Reproduce every line of the records below without changing anything.

* **Supplied data**:
+ + +

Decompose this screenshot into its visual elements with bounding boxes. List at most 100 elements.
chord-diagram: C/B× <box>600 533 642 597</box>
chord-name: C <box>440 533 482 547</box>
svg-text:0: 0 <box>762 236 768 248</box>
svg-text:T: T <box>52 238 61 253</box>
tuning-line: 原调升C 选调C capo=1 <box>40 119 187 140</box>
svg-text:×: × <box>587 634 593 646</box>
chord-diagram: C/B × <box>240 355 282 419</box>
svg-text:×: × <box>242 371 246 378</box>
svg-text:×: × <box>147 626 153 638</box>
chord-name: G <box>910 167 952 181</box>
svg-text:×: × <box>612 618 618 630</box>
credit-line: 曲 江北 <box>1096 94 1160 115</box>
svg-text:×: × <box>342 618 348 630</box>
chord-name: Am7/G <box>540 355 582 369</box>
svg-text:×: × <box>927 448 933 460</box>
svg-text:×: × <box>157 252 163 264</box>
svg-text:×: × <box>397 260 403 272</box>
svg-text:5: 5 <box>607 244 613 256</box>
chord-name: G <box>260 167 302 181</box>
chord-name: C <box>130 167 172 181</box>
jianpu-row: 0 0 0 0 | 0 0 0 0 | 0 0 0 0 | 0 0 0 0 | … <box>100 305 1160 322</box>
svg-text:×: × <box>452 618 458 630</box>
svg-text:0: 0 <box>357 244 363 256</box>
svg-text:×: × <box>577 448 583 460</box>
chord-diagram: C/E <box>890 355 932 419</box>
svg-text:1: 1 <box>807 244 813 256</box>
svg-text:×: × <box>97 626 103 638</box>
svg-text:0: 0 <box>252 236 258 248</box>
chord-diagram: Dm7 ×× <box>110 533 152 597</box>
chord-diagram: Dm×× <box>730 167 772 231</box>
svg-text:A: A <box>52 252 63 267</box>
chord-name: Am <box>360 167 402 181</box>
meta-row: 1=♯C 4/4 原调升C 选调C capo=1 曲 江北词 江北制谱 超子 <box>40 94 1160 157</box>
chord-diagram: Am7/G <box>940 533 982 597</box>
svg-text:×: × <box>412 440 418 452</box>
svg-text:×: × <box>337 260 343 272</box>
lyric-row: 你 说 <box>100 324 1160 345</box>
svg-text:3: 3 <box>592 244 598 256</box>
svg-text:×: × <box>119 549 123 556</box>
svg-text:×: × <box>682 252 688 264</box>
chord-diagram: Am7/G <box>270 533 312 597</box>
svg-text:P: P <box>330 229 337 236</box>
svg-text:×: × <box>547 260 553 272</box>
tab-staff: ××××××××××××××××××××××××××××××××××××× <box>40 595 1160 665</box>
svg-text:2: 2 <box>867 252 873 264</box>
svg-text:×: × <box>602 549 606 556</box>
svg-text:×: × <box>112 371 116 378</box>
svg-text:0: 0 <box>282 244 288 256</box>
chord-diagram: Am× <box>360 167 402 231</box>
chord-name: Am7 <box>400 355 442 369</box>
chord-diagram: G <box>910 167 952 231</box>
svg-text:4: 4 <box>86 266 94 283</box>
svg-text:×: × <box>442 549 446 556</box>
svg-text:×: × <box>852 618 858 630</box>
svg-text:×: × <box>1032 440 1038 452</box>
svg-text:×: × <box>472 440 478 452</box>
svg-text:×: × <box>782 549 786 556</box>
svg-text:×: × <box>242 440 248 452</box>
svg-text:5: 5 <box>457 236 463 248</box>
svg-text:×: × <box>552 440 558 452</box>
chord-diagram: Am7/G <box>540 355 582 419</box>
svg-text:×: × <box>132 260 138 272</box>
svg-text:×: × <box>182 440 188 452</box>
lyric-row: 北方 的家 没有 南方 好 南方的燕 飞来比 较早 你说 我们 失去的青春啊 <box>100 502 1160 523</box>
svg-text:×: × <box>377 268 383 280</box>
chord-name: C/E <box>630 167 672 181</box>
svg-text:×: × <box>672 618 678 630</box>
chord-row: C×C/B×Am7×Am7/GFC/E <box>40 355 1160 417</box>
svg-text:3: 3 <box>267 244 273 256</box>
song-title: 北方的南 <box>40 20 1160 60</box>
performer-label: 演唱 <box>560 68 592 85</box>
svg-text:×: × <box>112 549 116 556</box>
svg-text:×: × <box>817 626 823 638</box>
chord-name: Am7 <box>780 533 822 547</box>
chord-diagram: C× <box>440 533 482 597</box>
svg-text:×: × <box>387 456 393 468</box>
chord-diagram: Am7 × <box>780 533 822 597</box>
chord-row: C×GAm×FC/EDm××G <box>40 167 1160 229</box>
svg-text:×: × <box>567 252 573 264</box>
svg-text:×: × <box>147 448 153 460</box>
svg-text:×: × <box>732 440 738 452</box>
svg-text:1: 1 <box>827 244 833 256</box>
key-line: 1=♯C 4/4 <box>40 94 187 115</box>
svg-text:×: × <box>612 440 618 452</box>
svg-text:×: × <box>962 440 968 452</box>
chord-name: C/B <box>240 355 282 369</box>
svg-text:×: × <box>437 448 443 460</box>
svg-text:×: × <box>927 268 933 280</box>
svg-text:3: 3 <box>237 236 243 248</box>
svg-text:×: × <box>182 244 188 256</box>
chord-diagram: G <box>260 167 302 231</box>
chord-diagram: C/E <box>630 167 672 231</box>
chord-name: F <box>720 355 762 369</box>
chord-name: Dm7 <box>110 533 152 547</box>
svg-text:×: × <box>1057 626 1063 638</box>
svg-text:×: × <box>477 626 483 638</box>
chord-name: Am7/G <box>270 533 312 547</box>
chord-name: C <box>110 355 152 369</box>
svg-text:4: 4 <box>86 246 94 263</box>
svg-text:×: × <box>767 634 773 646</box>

+ + +

* **Full answer**:
Decompose this screenshot into its visual elements with bounding boxes. List at most 100 elements.
chord-diagram: C/B× <box>600 533 642 597</box>
chord-name: C <box>440 533 482 547</box>
svg-text:0: 0 <box>762 236 768 248</box>
svg-text:T: T <box>52 238 61 253</box>
tuning-line: 原调升C 选调C capo=1 <box>40 119 187 140</box>
svg-text:×: × <box>587 634 593 646</box>
chord-diagram: C/B × <box>240 355 282 419</box>
svg-text:×: × <box>242 371 246 378</box>
svg-text:×: × <box>147 626 153 638</box>
chord-name: G <box>910 167 952 181</box>
svg-text:×: × <box>612 618 618 630</box>
credit-line: 曲 江北 <box>1096 94 1160 115</box>
svg-text:×: × <box>342 618 348 630</box>
chord-name: Am7/G <box>540 355 582 369</box>
svg-text:×: × <box>927 448 933 460</box>
svg-text:×: × <box>157 252 163 264</box>
svg-text:×: × <box>397 260 403 272</box>
svg-text:5: 5 <box>607 244 613 256</box>
chord-name: G <box>260 167 302 181</box>
chord-name: C <box>130 167 172 181</box>
jianpu-row: 0 0 0 0 | 0 0 0 0 | 0 0 0 0 | 0 0 0 0 | … <box>100 305 1160 322</box>
svg-text:×: × <box>452 618 458 630</box>
svg-text:0: 0 <box>357 244 363 256</box>
svg-text:×: × <box>577 448 583 460</box>
chord-diagram: C/E <box>890 355 932 419</box>
svg-text:1: 1 <box>807 244 813 256</box>
svg-text:×: × <box>97 626 103 638</box>
svg-text:0: 0 <box>252 236 258 248</box>
chord-diagram: Dm7 ×× <box>110 533 152 597</box>
chord-diagram: Dm×× <box>730 167 772 231</box>
svg-text:A: A <box>52 252 63 267</box>
chord-name: Am <box>360 167 402 181</box>
meta-row: 1=♯C 4/4 原调升C 选调C capo=1 曲 江北词 江北制谱 超子 <box>40 94 1160 157</box>
chord-diagram: Am7/G <box>940 533 982 597</box>
svg-text:×: × <box>412 440 418 452</box>
svg-text:×: × <box>337 260 343 272</box>
lyric-row: 你 说 <box>100 324 1160 345</box>
svg-text:3: 3 <box>592 244 598 256</box>
svg-text:×: × <box>119 549 123 556</box>
svg-text:×: × <box>682 252 688 264</box>
chord-diagram: Am7/G <box>270 533 312 597</box>
svg-text:P: P <box>330 229 337 236</box>
svg-text:×: × <box>547 260 553 272</box>
tab-staff: ××××××××××××××××××××××××××××××××××××× <box>40 595 1160 665</box>
svg-text:2: 2 <box>867 252 873 264</box>
svg-text:×: × <box>602 549 606 556</box>
svg-text:×: × <box>112 371 116 378</box>
svg-text:0: 0 <box>282 244 288 256</box>
chord-diagram: Am× <box>360 167 402 231</box>
chord-name: Am7 <box>400 355 442 369</box>
chord-diagram: G <box>910 167 952 231</box>
svg-text:4: 4 <box>86 266 94 283</box>
svg-text:×: × <box>442 549 446 556</box>
svg-text:×: × <box>852 618 858 630</box>
svg-text:×: × <box>1032 440 1038 452</box>
svg-text:×: × <box>472 440 478 452</box>
svg-text:×: × <box>782 549 786 556</box>
svg-text:×: × <box>242 440 248 452</box>
svg-text:5: 5 <box>457 236 463 248</box>
svg-text:×: × <box>552 440 558 452</box>
chord-diagram: Am7/G <box>540 355 582 419</box>
svg-text:×: × <box>132 260 138 272</box>
svg-text:×: × <box>182 440 188 452</box>
lyric-row: 北方 的家 没有 南方 好 南方的燕 飞来比 较早 你说 我们 失去的青春啊 <box>100 502 1160 523</box>
svg-text:×: × <box>377 268 383 280</box>
chord-name: C/E <box>630 167 672 181</box>
svg-text:×: × <box>672 618 678 630</box>
chord-row: C×C/B×Am7×Am7/GFC/E <box>40 355 1160 417</box>
svg-text:3: 3 <box>267 244 273 256</box>
song-title: 北方的南 <box>40 20 1160 60</box>
performer-label: 演唱 <box>560 68 592 85</box>
svg-text:×: × <box>112 549 116 556</box>
svg-text:×: × <box>817 626 823 638</box>
chord-name: Am7 <box>780 533 822 547</box>
chord-diagram: C× <box>440 533 482 597</box>
svg-text:×: × <box>387 456 393 468</box>
chord-diagram: Am7 × <box>780 533 822 597</box>
chord-row: C×GAm×FC/EDm××G <box>40 167 1160 229</box>
svg-text:×: × <box>567 252 573 264</box>
svg-text:×: × <box>147 448 153 460</box>
svg-text:×: × <box>732 440 738 452</box>
svg-text:1: 1 <box>827 244 833 256</box>
key-line: 1=♯C 4/4 <box>40 94 187 115</box>
svg-text:×: × <box>612 440 618 452</box>
svg-text:×: × <box>962 440 968 452</box>
chord-name: C/B <box>240 355 282 369</box>
svg-text:×: × <box>437 448 443 460</box>
svg-text:×: × <box>927 268 933 280</box>
svg-text:3: 3 <box>237 236 243 248</box>
svg-text:×: × <box>182 244 188 256</box>
chord-diagram: G <box>260 167 302 231</box>
chord-diagram: C/E <box>630 167 672 231</box>
chord-name: F <box>720 355 762 369</box>
chord-name: Dm7 <box>110 533 152 547</box>
svg-text:×: × <box>1057 626 1063 638</box>
svg-text:×: × <box>477 626 483 638</box>
chord-name: Am7/G <box>270 533 312 547</box>
chord-name: C <box>110 355 152 369</box>
svg-text:4: 4 <box>86 246 94 263</box>
svg-text:×: × <box>767 634 773 646</box>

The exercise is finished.